(Saved data entries)
──────────────────────────────

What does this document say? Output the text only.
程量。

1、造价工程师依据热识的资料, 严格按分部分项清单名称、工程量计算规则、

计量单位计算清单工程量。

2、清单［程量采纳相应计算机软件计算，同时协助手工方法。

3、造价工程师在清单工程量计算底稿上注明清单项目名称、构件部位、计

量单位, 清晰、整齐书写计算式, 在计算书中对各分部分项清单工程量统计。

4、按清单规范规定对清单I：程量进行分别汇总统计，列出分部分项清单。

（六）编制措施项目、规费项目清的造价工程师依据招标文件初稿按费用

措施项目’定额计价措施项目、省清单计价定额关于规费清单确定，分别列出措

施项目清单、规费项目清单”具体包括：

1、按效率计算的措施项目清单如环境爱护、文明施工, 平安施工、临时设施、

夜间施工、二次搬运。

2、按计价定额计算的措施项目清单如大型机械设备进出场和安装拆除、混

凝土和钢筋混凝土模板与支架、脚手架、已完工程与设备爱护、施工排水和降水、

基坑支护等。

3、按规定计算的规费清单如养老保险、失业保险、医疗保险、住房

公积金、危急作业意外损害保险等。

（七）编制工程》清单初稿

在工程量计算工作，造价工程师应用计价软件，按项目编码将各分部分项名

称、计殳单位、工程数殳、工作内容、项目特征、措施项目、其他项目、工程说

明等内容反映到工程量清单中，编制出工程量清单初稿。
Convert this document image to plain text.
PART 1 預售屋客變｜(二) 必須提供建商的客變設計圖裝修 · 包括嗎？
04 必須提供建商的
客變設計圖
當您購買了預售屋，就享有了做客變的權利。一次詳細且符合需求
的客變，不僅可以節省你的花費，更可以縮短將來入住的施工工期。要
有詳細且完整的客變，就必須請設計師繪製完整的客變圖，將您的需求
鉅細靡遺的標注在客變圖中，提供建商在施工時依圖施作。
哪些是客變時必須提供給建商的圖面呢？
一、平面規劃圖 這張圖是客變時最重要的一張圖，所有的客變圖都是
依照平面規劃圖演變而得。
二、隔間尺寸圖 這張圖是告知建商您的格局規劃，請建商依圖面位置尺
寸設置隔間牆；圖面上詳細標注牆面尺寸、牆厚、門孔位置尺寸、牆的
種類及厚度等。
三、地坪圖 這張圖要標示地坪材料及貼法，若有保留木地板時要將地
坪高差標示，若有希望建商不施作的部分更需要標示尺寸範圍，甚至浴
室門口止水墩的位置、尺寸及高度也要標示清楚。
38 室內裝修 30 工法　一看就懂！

──────────────────────────────

→ DIRECTIONS FOR THIS TASK
Without omitting anything, output the entries exactly.

→ RESPONSE
What does this document say? Output the text only.
程量。

1、造价工程师依据热识的资料, 严格按分部分项清单名称、工程量计算规则、

计量单位计算清单工程量。

2、清单［程量采纳相应计算机软件计算，同时协助手工方法。

3、造价工程师在清单工程量计算底稿上注明清单项目名称、构件部位、计

量单位, 清晰、整齐书写计算式, 在计算书中对各分部分项清单工程量统计。

4、按清单规范规定对清单I：程量进行分别汇总统计，列出分部分项清单。

（六）编制措施项目、规费项目清的造价工程师依据招标文件初稿按费用

措施项目’定额计价措施项目、省清单计价定额关于规费清单确定，分别列出措

施项目清单、规费项目清单”具体包括：

1、按效率计算的措施项目清单如环境爱护、文明施工, 平安施工、临时设施、

夜间施工、二次搬运。

2、按计价定额计算的措施项目清单如大型机械设备进出场和安装拆除、混

凝土和钢筋混凝土模板与支架、脚手架、已完工程与设备爱护、施工排水和降水、

基坑支护等。

3、按规定计算的规费清单如养老保险、失业保险、医疗保险、住房

公积金、危急作业意外损害保险等。

（七）编制工程》清单初稿

在工程量计算工作，造价工程师应用计价软件，按项目编码将各分部分项名

称、计殳单位、工程数殳、工作内容、项目特征、措施项目、其他项目、工程说

明等内容反映到工程量清单中，编制出工程量清单初稿。
Convert this document image to plain text.
PART 1 預售屋客變｜(二) 必須提供建商的客變設計圖裝修 · 包括嗎？
04 必須提供建商的
客變設計圖
當您購買了預售屋，就享有了做客變的權利。一次詳細且符合需求
的客變，不僅可以節省你的花費，更可以縮短將來入住的施工工期。要
有詳細且完整的客變，就必須請設計師繪製完整的客變圖，將您的需求
鉅細靡遺的標注在客變圖中，提供建商在施工時依圖施作。
哪些是客變時必須提供給建商的圖面呢？
一、平面規劃圖 這張圖是客變時最重要的一張圖，所有的客變圖都是
依照平面規劃圖演變而得。
二、隔間尺寸圖 這張圖是告知建商您的格局規劃，請建商依圖面位置尺
寸設置隔間牆；圖面上詳細標注牆面尺寸、牆厚、門孔位置尺寸、牆的
種類及厚度等。
三、地坪圖 這張圖要標示地坪材料及貼法，若有保留木地板時要將地
坪高差標示，若有希望建商不施作的部分更需要標示尺寸範圍，甚至浴
室門口止水墩的位置、尺寸及高度也要標示清楚。
38 室內裝修 30 工法　一看就懂！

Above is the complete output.